# Start of RECORDS PROVIDED

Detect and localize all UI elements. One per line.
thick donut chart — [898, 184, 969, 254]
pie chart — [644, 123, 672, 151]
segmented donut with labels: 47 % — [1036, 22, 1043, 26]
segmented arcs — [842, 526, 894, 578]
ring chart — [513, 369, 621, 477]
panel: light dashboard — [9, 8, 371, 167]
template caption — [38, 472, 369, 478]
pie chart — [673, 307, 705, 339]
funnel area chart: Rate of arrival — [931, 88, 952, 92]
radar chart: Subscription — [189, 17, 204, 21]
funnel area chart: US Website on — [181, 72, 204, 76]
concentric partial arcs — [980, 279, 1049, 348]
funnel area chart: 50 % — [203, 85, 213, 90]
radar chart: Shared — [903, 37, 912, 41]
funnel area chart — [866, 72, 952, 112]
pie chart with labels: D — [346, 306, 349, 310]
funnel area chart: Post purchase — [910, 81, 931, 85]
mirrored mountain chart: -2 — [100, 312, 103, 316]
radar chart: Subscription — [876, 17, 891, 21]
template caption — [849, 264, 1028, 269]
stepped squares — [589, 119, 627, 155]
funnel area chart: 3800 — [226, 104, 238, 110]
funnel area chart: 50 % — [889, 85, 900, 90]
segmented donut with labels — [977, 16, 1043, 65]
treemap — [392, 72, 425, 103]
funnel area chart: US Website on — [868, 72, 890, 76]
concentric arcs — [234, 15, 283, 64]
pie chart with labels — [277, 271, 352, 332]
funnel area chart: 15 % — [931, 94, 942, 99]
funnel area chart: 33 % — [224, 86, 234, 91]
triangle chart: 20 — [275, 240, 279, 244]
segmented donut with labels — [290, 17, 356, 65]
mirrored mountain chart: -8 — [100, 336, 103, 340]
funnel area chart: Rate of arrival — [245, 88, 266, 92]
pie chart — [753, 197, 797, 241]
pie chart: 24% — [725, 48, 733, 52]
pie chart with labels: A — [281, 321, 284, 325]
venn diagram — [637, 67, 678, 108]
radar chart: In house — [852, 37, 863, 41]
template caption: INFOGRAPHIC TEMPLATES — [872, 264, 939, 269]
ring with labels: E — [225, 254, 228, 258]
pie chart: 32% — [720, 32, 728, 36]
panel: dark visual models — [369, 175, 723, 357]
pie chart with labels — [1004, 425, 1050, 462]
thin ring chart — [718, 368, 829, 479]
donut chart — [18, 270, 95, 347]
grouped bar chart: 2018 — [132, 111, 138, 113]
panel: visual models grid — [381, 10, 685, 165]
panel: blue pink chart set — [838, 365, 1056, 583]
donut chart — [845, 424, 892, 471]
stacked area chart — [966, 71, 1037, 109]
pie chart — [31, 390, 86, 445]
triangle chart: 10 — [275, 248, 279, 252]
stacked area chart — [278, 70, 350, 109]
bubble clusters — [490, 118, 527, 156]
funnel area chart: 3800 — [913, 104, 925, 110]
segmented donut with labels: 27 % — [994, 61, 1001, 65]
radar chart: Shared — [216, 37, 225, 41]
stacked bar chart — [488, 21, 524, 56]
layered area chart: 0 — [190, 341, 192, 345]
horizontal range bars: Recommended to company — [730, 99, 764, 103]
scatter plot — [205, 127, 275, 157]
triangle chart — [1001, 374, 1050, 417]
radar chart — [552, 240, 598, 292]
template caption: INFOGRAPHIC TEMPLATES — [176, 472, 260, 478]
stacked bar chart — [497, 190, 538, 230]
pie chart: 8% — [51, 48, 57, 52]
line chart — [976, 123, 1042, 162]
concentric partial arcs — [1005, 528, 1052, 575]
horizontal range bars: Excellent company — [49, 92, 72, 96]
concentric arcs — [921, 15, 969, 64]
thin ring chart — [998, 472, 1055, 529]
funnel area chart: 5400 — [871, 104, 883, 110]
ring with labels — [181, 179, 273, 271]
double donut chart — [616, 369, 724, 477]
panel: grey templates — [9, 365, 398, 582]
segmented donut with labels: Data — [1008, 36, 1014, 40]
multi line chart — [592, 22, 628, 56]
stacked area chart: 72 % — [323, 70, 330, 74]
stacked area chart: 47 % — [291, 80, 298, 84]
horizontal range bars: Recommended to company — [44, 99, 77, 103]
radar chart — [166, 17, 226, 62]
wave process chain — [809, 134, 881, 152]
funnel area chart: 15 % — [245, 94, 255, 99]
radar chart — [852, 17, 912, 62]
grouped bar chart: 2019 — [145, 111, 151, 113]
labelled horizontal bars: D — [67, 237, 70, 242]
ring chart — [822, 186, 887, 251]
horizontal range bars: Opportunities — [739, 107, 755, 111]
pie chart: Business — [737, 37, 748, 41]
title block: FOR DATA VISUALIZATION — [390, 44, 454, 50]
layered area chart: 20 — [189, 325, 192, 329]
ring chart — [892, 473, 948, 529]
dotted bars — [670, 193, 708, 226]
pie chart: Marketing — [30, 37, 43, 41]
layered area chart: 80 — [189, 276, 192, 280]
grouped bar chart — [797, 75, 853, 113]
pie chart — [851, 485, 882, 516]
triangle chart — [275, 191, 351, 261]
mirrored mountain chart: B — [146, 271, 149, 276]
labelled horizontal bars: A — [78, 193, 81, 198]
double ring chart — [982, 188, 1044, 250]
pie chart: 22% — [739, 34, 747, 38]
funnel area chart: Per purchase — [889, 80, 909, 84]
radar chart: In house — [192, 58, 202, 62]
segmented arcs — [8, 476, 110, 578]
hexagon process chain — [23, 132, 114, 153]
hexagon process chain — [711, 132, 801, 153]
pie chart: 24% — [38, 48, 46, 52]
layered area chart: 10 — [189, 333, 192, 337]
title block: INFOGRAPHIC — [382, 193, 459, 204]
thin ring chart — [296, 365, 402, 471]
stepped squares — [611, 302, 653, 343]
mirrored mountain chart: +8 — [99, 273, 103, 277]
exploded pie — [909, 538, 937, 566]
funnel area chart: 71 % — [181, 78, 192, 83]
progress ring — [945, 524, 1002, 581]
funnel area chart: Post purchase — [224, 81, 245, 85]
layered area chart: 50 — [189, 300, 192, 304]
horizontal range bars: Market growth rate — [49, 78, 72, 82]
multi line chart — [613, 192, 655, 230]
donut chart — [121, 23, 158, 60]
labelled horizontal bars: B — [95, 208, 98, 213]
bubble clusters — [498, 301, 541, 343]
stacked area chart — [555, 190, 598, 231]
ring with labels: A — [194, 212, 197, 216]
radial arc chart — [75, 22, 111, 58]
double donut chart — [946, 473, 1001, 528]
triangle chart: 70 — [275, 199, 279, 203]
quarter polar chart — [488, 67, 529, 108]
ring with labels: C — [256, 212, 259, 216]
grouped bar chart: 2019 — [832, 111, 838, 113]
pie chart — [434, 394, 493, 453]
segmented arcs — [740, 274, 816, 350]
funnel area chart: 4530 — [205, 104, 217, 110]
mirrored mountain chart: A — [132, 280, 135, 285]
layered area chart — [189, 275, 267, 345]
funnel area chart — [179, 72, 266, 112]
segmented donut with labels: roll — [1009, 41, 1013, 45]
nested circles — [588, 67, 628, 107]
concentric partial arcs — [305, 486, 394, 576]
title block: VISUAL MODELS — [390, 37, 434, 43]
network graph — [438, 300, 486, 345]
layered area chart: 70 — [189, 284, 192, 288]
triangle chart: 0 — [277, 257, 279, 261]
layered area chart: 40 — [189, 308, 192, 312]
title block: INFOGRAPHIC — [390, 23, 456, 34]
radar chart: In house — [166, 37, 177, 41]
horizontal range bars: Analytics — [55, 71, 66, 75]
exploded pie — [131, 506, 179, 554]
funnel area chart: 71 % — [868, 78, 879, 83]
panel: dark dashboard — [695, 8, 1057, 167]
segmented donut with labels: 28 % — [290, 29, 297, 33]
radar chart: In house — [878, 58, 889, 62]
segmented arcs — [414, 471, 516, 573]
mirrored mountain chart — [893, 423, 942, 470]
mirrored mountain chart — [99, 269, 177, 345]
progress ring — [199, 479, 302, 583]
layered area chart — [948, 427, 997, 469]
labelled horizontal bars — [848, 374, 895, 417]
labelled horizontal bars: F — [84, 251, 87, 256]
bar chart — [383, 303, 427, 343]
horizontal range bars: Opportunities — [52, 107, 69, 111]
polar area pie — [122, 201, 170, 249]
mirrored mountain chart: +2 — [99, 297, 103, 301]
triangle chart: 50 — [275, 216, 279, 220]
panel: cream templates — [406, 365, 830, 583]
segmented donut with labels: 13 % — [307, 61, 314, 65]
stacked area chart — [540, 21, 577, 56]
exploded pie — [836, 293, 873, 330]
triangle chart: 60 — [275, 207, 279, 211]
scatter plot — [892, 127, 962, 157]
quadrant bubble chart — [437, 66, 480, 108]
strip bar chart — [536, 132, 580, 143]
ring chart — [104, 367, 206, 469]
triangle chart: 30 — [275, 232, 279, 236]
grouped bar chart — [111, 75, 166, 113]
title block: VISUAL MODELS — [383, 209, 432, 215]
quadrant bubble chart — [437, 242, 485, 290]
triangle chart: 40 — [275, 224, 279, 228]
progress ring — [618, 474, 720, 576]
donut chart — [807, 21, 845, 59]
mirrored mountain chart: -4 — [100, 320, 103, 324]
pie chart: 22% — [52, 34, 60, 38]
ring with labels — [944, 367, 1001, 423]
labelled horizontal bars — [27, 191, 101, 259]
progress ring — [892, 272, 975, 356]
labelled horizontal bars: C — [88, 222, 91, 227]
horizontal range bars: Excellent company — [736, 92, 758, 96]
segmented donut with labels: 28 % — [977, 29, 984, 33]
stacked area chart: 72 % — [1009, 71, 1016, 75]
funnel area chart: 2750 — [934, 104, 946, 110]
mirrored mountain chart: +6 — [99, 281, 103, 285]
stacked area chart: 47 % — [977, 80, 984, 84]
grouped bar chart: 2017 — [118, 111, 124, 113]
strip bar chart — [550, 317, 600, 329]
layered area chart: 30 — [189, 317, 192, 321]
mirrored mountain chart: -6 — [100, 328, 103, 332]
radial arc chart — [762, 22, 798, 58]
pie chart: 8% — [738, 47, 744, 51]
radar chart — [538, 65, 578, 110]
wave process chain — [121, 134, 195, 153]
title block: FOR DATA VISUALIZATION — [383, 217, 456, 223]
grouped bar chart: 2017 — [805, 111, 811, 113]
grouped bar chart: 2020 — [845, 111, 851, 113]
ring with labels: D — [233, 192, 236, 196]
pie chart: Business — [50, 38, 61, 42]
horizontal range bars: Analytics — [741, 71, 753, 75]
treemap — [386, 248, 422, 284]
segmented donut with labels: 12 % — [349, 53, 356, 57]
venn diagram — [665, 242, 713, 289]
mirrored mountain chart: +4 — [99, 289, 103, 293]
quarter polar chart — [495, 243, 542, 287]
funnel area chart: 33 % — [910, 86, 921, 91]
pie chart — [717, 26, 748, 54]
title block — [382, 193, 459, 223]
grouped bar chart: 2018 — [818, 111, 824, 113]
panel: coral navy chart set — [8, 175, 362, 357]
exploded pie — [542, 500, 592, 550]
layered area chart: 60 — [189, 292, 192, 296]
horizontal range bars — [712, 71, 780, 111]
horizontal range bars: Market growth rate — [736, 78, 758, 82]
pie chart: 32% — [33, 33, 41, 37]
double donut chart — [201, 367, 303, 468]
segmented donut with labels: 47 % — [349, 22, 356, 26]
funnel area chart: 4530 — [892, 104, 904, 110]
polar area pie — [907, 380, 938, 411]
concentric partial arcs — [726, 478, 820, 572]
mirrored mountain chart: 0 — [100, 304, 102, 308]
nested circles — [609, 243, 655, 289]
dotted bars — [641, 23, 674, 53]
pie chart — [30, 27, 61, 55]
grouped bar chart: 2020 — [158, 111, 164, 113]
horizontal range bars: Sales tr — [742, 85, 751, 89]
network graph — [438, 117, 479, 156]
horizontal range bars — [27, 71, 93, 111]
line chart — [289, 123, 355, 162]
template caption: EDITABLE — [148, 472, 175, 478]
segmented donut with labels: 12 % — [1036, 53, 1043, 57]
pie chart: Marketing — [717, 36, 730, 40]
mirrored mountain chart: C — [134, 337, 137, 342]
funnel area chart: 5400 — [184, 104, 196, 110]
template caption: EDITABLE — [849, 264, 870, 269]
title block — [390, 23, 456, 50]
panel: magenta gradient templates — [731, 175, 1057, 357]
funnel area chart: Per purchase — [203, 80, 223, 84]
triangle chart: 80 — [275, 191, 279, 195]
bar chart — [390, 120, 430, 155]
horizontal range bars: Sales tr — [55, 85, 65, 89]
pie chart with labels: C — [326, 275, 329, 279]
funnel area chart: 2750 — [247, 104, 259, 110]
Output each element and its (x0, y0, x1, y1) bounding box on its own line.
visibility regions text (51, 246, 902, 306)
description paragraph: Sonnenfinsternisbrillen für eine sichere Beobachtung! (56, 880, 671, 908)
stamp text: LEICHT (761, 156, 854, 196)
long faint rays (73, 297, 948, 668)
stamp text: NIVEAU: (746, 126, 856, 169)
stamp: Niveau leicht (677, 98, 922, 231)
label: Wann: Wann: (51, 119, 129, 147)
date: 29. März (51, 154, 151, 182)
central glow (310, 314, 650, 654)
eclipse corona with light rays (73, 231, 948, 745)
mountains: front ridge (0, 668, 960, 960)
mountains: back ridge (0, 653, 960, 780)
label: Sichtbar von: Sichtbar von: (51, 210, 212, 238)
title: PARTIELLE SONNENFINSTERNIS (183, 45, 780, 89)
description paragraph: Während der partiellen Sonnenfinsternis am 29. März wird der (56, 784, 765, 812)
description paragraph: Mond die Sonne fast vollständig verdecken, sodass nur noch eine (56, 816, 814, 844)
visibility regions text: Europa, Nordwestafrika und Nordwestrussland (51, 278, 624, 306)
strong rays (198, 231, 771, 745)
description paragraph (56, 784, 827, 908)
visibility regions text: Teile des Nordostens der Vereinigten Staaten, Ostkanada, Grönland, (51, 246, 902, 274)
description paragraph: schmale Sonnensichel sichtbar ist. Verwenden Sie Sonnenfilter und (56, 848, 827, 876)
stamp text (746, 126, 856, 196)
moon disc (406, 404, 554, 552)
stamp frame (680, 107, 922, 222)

# End of RECORDS PROVIDED

## PROBLEM TO SOLVE
Retype the records without any changes, starting at the first line and ending with the line that contains "concentric arcs — [234, 15, 283, 64]", including both of those lines.

## EXPECTED ANSWER
Detect and localize all UI elements. One per line.
thick donut chart — [898, 184, 969, 254]
pie chart — [644, 123, 672, 151]
segmented donut with labels: 47 % — [1036, 22, 1043, 26]
segmented arcs — [842, 526, 894, 578]
ring chart — [513, 369, 621, 477]
panel: light dashboard — [9, 8, 371, 167]
template caption — [38, 472, 369, 478]
pie chart — [673, 307, 705, 339]
funnel area chart: Rate of arrival — [931, 88, 952, 92]
radar chart: Subscription — [189, 17, 204, 21]
funnel area chart: US Website on — [181, 72, 204, 76]
concentric partial arcs — [980, 279, 1049, 348]
funnel area chart: 50 % — [203, 85, 213, 90]
radar chart: Shared — [903, 37, 912, 41]
funnel area chart — [866, 72, 952, 112]
pie chart with labels: D — [346, 306, 349, 310]
funnel area chart: Post purchase — [910, 81, 931, 85]
mirrored mountain chart: -2 — [100, 312, 103, 316]
radar chart: Subscription — [876, 17, 891, 21]
template caption — [849, 264, 1028, 269]
stepped squares — [589, 119, 627, 155]
funnel area chart: 3800 — [226, 104, 238, 110]
funnel area chart: 50 % — [889, 85, 900, 90]
segmented donut with labels — [977, 16, 1043, 65]
treemap — [392, 72, 425, 103]
funnel area chart: US Website on — [868, 72, 890, 76]
concentric arcs — [234, 15, 283, 64]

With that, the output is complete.